____ DATA EXTRACT

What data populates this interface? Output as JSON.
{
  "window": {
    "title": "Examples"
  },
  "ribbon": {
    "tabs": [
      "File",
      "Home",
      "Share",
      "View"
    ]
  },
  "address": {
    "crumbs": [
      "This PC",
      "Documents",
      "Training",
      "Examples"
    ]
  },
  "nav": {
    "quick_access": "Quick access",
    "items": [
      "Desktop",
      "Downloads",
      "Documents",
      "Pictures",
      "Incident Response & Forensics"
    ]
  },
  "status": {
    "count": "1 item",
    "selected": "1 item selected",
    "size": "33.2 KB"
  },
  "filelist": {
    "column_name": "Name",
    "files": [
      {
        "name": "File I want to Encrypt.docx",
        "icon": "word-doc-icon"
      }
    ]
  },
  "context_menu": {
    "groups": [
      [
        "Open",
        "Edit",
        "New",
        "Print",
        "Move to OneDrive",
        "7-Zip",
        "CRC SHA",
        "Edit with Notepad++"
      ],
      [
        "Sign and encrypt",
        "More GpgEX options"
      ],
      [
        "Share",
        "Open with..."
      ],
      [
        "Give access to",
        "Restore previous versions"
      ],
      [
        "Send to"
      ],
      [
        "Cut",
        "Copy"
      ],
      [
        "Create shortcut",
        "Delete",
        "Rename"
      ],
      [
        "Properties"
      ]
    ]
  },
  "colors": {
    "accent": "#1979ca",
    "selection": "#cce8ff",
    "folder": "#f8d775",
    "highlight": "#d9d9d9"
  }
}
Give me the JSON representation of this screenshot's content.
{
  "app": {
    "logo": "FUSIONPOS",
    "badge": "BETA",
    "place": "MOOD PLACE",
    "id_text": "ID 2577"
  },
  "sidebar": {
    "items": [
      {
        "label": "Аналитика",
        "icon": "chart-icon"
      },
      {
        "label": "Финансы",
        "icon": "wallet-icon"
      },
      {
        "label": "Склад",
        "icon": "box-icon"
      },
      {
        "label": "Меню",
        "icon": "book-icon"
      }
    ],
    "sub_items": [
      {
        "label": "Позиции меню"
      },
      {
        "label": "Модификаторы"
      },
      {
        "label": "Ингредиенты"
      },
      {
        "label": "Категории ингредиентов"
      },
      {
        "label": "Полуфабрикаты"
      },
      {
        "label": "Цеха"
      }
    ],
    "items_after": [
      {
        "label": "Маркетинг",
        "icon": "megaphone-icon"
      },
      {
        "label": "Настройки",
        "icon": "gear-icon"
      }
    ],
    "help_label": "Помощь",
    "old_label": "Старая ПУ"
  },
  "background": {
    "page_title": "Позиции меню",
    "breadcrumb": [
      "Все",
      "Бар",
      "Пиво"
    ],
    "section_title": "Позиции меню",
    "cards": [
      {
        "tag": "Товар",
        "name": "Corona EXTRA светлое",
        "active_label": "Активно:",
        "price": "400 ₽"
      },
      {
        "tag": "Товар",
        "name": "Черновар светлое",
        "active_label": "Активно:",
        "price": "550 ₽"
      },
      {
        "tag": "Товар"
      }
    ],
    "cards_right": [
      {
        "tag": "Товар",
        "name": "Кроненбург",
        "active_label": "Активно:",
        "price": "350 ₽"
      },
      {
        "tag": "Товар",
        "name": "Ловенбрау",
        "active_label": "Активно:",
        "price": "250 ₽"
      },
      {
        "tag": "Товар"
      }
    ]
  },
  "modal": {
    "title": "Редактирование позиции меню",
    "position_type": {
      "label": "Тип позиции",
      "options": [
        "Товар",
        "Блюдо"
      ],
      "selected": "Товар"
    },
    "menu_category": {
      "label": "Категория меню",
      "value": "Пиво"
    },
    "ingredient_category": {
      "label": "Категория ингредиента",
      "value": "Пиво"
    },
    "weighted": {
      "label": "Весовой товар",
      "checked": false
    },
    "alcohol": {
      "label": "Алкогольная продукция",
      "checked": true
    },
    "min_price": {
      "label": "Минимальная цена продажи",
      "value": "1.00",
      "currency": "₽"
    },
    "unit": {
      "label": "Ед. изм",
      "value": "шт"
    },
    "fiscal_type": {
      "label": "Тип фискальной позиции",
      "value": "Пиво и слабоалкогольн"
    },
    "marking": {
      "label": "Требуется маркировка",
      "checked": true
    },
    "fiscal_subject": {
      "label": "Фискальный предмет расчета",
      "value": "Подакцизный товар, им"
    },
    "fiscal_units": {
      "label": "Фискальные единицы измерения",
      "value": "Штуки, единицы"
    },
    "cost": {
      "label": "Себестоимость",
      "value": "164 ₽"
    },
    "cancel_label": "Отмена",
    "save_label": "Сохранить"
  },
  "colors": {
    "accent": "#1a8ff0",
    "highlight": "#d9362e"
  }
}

________

PROBLEM DESCRIPTION
Retype each record exactly, leaving nothing out.

CORRECT RESULT
What data populates this interface? Output as JSON.
{
  "window": {
    "title": "Examples"
  },
  "ribbon": {
    "tabs": [
      "File",
      "Home",
      "Share",
      "View"
    ]
  },
  "address": {
    "crumbs": [
      "This PC",
      "Documents",
      "Training",
      "Examples"
    ]
  },
  "nav": {
    "quick_access": "Quick access",
    "items": [
      "Desktop",
      "Downloads",
      "Documents",
      "Pictures",
      "Incident Response & Forensics"
    ]
  },
  "status": {
    "count": "1 item",
    "selected": "1 item selected",
    "size": "33.2 KB"
  },
  "filelist": {
    "column_name": "Name",
    "files": [
      {
        "name": "File I want to Encrypt.docx",
        "icon": "word-doc-icon"
      }
    ]
  },
  "context_menu": {
    "groups": [
      [
        "Open",
        "Edit",
        "New",
        "Print",
        "Move to OneDrive",
        "7-Zip",
        "CRC SHA",
        "Edit with Notepad++"
      ],
      [
        "Sign and encrypt",
        "More GpgEX options"
      ],
      [
        "Share",
        "Open with..."
      ],
      [
        "Give access to",
        "Restore previous versions"
      ],
      [
        "Send to"
      ],
      [
        "Cut",
        "Copy"
      ],
      [
        "Create shortcut",
        "Delete",
        "Rename"
      ],
      [
        "Properties"
      ]
    ]
  },
  "colors": {
    "accent": "#1979ca",
    "selection": "#cce8ff",
    "folder": "#f8d775",
    "highlight": "#d9d9d9"
  }
}
Give me the JSON representation of this screenshot's content.
{
  "app": {
    "logo": "FUSIONPOS",
    "badge": "BETA",
    "place": "MOOD PLACE",
    "id_text": "ID 2577"
  },
  "sidebar": {
    "items": [
      {
        "label": "Аналитика",
        "icon": "chart-icon"
      },
      {
        "label": "Финансы",
        "icon": "wallet-icon"
      },
      {
        "label": "Склад",
        "icon": "box-icon"
      },
      {
        "label": "Меню",
        "icon": "book-icon"
      }
    ],
    "sub_items": [
      {
        "label": "Позиции меню"
      },
      {
        "label": "Модификаторы"
      },
      {
        "label": "Ингредиенты"
      },
      {
        "label": "Категории ингредиентов"
      },
      {
        "label": "Полуфабрикаты"
      },
      {
        "label": "Цеха"
      }
    ],
    "items_after": [
      {
        "label": "Маркетинг",
        "icon": "megaphone-icon"
      },
      {
        "label": "Настройки",
        "icon": "gear-icon"
      }
    ],
    "help_label": "Помощь",
    "old_label": "Старая ПУ"
  },
  "background": {
    "page_title": "Позиции меню",
    "breadcrumb": [
      "Все",
      "Бар",
      "Пиво"
    ],
    "section_title": "Позиции меню",
    "cards": [
      {
        "tag": "Товар",
        "name": "Corona EXTRA светлое",
        "active_label": "Активно:",
        "price": "400 ₽"
      },
      {
        "tag": "Товар",
        "name": "Черновар светлое",
        "active_label": "Активно:",
        "price": "550 ₽"
      },
      {
        "tag": "Товар"
      }
    ],
    "cards_right": [
      {
        "tag": "Товар",
        "name": "Кроненбург",
        "active_label": "Активно:",
        "price": "350 ₽"
      },
      {
        "tag": "Товар",
        "name": "Ловенбрау",
        "active_label": "Активно:",
        "price": "250 ₽"
      },
      {
        "tag": "Товар"
      }
    ]
  },
  "modal": {
    "title": "Редактирование позиции меню",
    "position_type": {
      "label": "Тип позиции",
      "options": [
        "Товар",
        "Блюдо"
      ],
      "selected": "Товар"
    },
    "menu_category": {
      "label": "Категория меню",
      "value": "Пиво"
    },
    "ingredient_category": {
      "label": "Категория ингредиента",
      "value": "Пиво"
    },
    "weighted": {
      "label": "Весовой товар",
      "checked": false
    },
    "alcohol": {
      "label": "Алкогольная продукция",
      "checked": true
    },
    "min_price": {
      "label": "Минимальная цена продажи",
      "value": "1.00",
      "currency": "₽"
    },
    "unit": {
      "label": "Ед. изм",
      "value": "шт"
    },
    "fiscal_type": {
      "label": "Тип фискальной позиции",
      "value": "Пиво и слабоалкогольн"
    },
    "marking": {
      "label": "Требуется маркировка",
      "checked": true
    },
    "fiscal_subject": {
      "label": "Фискальный предмет расчета",
      "value": "Подакцизный товар, им"
    },
    "fiscal_units": {
      "label": "Фискальные единицы измерения",
      "value": "Штуки, единицы"
    },
    "cost": {
      "label": "Себестоимость",
      "value": "164 ₽"
    },
    "cancel_label": "Отмена",
    "save_label": "Сохранить"
  },
  "colors": {
    "accent": "#1a8ff0",
    "highlight": "#d9362e"
  }
}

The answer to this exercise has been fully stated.